## Begin

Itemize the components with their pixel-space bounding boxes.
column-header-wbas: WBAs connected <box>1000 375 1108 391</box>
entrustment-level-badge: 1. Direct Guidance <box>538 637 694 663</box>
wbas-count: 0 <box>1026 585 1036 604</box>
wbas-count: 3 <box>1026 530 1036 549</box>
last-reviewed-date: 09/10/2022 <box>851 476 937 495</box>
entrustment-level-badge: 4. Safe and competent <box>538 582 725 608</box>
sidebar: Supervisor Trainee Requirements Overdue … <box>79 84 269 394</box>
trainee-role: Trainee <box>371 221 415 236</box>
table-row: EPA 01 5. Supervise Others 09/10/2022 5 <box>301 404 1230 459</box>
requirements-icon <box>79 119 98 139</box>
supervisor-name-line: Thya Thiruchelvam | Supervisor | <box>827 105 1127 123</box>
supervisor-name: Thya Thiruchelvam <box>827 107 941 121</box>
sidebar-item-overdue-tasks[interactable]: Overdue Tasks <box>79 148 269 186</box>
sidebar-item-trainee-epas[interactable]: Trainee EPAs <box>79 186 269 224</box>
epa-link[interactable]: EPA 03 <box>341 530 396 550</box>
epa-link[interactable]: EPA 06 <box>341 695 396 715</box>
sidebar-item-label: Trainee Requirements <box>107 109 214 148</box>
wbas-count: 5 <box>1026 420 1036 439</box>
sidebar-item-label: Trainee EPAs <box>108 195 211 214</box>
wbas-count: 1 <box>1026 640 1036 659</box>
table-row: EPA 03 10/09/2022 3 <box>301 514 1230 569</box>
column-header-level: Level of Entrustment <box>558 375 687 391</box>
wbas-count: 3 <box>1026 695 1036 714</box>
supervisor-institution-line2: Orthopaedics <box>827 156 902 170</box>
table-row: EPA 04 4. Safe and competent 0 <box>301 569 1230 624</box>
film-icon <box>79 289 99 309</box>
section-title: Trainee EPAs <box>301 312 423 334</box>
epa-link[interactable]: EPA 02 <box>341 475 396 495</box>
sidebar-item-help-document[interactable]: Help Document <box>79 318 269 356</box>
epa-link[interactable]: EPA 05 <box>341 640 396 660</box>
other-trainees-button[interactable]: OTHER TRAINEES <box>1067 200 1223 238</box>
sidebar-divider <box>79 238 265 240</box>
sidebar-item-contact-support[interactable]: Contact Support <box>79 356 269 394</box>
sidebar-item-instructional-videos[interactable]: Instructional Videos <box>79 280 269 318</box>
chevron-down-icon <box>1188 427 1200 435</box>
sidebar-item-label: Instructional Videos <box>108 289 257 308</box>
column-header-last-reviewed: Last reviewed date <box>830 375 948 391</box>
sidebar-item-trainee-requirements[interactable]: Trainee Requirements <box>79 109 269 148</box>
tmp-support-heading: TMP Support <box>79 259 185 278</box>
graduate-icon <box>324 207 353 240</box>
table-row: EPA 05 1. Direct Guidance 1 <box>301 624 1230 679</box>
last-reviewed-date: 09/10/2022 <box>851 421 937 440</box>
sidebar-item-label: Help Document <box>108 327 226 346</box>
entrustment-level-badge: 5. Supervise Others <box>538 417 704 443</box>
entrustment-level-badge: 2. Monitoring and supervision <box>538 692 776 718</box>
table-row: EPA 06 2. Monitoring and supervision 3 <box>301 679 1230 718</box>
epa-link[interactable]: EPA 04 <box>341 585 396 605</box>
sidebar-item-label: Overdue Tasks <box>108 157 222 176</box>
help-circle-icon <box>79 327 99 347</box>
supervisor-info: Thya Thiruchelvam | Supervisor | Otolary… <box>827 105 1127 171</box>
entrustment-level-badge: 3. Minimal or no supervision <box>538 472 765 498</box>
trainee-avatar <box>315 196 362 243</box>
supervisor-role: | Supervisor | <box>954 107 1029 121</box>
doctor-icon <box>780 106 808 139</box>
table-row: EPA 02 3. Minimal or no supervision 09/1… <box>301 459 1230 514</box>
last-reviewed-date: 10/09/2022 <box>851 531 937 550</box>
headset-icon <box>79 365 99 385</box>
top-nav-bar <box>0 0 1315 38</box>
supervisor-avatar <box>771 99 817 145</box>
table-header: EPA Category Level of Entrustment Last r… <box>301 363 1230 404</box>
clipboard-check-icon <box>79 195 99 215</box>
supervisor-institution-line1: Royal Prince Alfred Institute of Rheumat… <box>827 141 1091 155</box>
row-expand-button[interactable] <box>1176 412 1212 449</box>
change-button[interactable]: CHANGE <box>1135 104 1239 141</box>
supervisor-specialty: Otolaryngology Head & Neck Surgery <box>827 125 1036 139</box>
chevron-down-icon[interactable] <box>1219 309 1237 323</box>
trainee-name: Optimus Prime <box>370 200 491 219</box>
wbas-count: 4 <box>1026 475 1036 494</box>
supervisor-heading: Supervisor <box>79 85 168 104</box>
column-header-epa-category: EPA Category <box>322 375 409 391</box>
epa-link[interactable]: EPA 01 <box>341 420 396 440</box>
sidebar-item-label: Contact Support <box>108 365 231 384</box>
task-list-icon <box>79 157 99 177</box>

## End

## Set problem
Please copy the material above verbatim, every line of it.

## Task result
Itemize the components with their pixel-space bounding boxes.
column-header-wbas: WBAs connected <box>1000 375 1108 391</box>
entrustment-level-badge: 1. Direct Guidance <box>538 637 694 663</box>
wbas-count: 0 <box>1026 585 1036 604</box>
wbas-count: 3 <box>1026 530 1036 549</box>
last-reviewed-date: 09/10/2022 <box>851 476 937 495</box>
entrustment-level-badge: 4. Safe and competent <box>538 582 725 608</box>
sidebar: Supervisor Trainee Requirements Overdue … <box>79 84 269 394</box>
trainee-role: Trainee <box>371 221 415 236</box>
table-row: EPA 01 5. Supervise Others 09/10/2022 5 <box>301 404 1230 459</box>
requirements-icon <box>79 119 98 139</box>
supervisor-name-line: Thya Thiruchelvam | Supervisor | <box>827 105 1127 123</box>
supervisor-name: Thya Thiruchelvam <box>827 107 941 121</box>
sidebar-item-overdue-tasks[interactable]: Overdue Tasks <box>79 148 269 186</box>
sidebar-item-trainee-epas[interactable]: Trainee EPAs <box>79 186 269 224</box>
epa-link[interactable]: EPA 03 <box>341 530 396 550</box>
epa-link[interactable]: EPA 06 <box>341 695 396 715</box>
sidebar-item-label: Trainee Requirements <box>107 109 214 148</box>
wbas-count: 5 <box>1026 420 1036 439</box>
sidebar-item-label: Trainee EPAs <box>108 195 211 214</box>
wbas-count: 1 <box>1026 640 1036 659</box>
table-row: EPA 03 10/09/2022 3 <box>301 514 1230 569</box>
column-header-level: Level of Entrustment <box>558 375 687 391</box>
wbas-count: 3 <box>1026 695 1036 714</box>
supervisor-institution-line2: Orthopaedics <box>827 156 902 170</box>
table-row: EPA 04 4. Safe and competent 0 <box>301 569 1230 624</box>
film-icon <box>79 289 99 309</box>
section-title: Trainee EPAs <box>301 312 423 334</box>
epa-link[interactable]: EPA 02 <box>341 475 396 495</box>
sidebar-item-help-document[interactable]: Help Document <box>79 318 269 356</box>
epa-link[interactable]: EPA 05 <box>341 640 396 660</box>
other-trainees-button[interactable]: OTHER TRAINEES <box>1067 200 1223 238</box>
sidebar-divider <box>79 238 265 240</box>
sidebar-item-contact-support[interactable]: Contact Support <box>79 356 269 394</box>
sidebar-item-instructional-videos[interactable]: Instructional Videos <box>79 280 269 318</box>
chevron-down-icon <box>1188 427 1200 435</box>
sidebar-item-label: Instructional Videos <box>108 289 257 308</box>
column-header-last-reviewed: Last reviewed date <box>830 375 948 391</box>
sidebar-item-trainee-requirements[interactable]: Trainee Requirements <box>79 109 269 148</box>
tmp-support-heading: TMP Support <box>79 259 185 278</box>
graduate-icon <box>324 207 353 240</box>
table-row: EPA 05 1. Direct Guidance 1 <box>301 624 1230 679</box>
last-reviewed-date: 09/10/2022 <box>851 421 937 440</box>
sidebar-item-label: Help Document <box>108 327 226 346</box>
entrustment-level-badge: 5. Supervise Others <box>538 417 704 443</box>
entrustment-level-badge: 2. Monitoring and supervision <box>538 692 776 718</box>
table-row: EPA 06 2. Monitoring and supervision 3 <box>301 679 1230 718</box>
epa-link[interactable]: EPA 04 <box>341 585 396 605</box>
sidebar-item-label: Overdue Tasks <box>108 157 222 176</box>
help-circle-icon <box>79 327 99 347</box>
supervisor-info: Thya Thiruchelvam | Supervisor | Otolary… <box>827 105 1127 171</box>
entrustment-level-badge: 3. Minimal or no supervision <box>538 472 765 498</box>
trainee-avatar <box>315 196 362 243</box>
supervisor-role: | Supervisor | <box>954 107 1029 121</box>
doctor-icon <box>780 106 808 139</box>
table-row: EPA 02 3. Minimal or no supervision 09/1… <box>301 459 1230 514</box>
last-reviewed-date: 10/09/2022 <box>851 531 937 550</box>
headset-icon <box>79 365 99 385</box>
top-nav-bar <box>0 0 1315 38</box>
supervisor-avatar <box>771 99 817 145</box>
table-header: EPA Category Level of Entrustment Last r… <box>301 363 1230 404</box>
clipboard-check-icon <box>79 195 99 215</box>
supervisor-institution-line1: Royal Prince Alfred Institute of Rheumat… <box>827 141 1091 155</box>
row-expand-button[interactable] <box>1176 412 1212 449</box>
change-button[interactable]: CHANGE <box>1135 104 1239 141</box>
supervisor-specialty: Otolaryngology Head & Neck Surgery <box>827 125 1036 139</box>
chevron-down-icon[interactable] <box>1219 309 1237 323</box>
trainee-name: Optimus Prime <box>370 200 491 219</box>
wbas-count: 4 <box>1026 475 1036 494</box>
supervisor-heading: Supervisor <box>79 85 168 104</box>
column-header-epa-category: EPA Category <box>322 375 409 391</box>
epa-link[interactable]: EPA 01 <box>341 420 396 440</box>
sidebar-item-label: Contact Support <box>108 365 231 384</box>
task-list-icon <box>79 157 99 177</box>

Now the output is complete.